• [What is required]: Write every record out again exactly, and keep images out of it.

• [Given data]:
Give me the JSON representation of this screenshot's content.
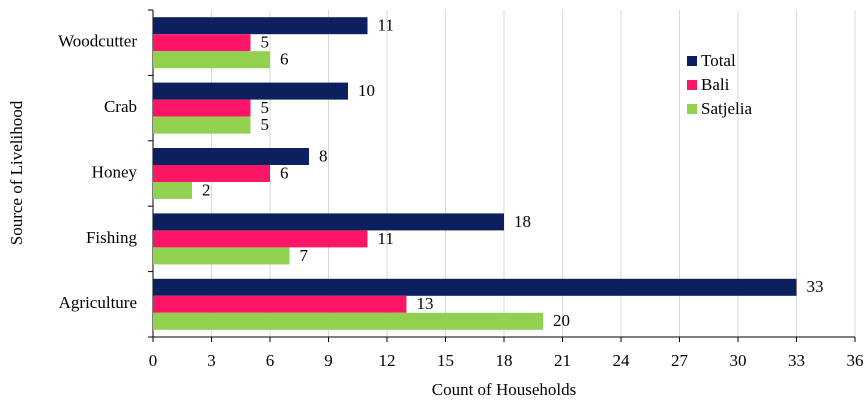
{
  "chart_data": {
    "type": "hbar",
    "categories": [
      "Woodcutter",
      "Crab",
      "Honey",
      "Fishing",
      "Agriculture"
    ],
    "series": [
      {
        "name": "Total",
        "color": "#0c1f5e",
        "values": [
          11,
          10,
          8,
          18,
          33
        ]
      },
      {
        "name": "Bali",
        "color": "#ff1567",
        "values": [
          5,
          5,
          6,
          11,
          13
        ]
      },
      {
        "name": "Satjelia",
        "color": "#92d050",
        "values": [
          6,
          5,
          2,
          7,
          20
        ]
      }
    ],
    "xlabel": "Count of Households",
    "ylabel": "Source of Livelihood",
    "xlim": [
      0,
      36
    ],
    "xticks": [
      0,
      3,
      6,
      9,
      12,
      15,
      18,
      21,
      24,
      27,
      30,
      33,
      36
    ],
    "grid": true,
    "legend": "upper right"
  }
}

• [Result]:
Give me the JSON representation of this screenshot's content.
{
  "chart_data": {
    "type": "hbar",
    "categories": [
      "Woodcutter",
      "Crab",
      "Honey",
      "Fishing",
      "Agriculture"
    ],
    "series": [
      {
        "name": "Total",
        "color": "#0c1f5e",
        "values": [
          11,
          10,
          8,
          18,
          33
        ]
      },
      {
        "name": "Bali",
        "color": "#ff1567",
        "values": [
          5,
          5,
          6,
          11,
          13
        ]
      },
      {
        "name": "Satjelia",
        "color": "#92d050",
        "values": [
          6,
          5,
          2,
          7,
          20
        ]
      }
    ],
    "xlabel": "Count of Households",
    "ylabel": "Source of Livelihood",
    "xlim": [
      0,
      36
    ],
    "xticks": [
      0,
      3,
      6,
      9,
      12,
      15,
      18,
      21,
      24,
      27,
      30,
      33,
      36
    ],
    "grid": true,
    "legend": "upper right"
  }
}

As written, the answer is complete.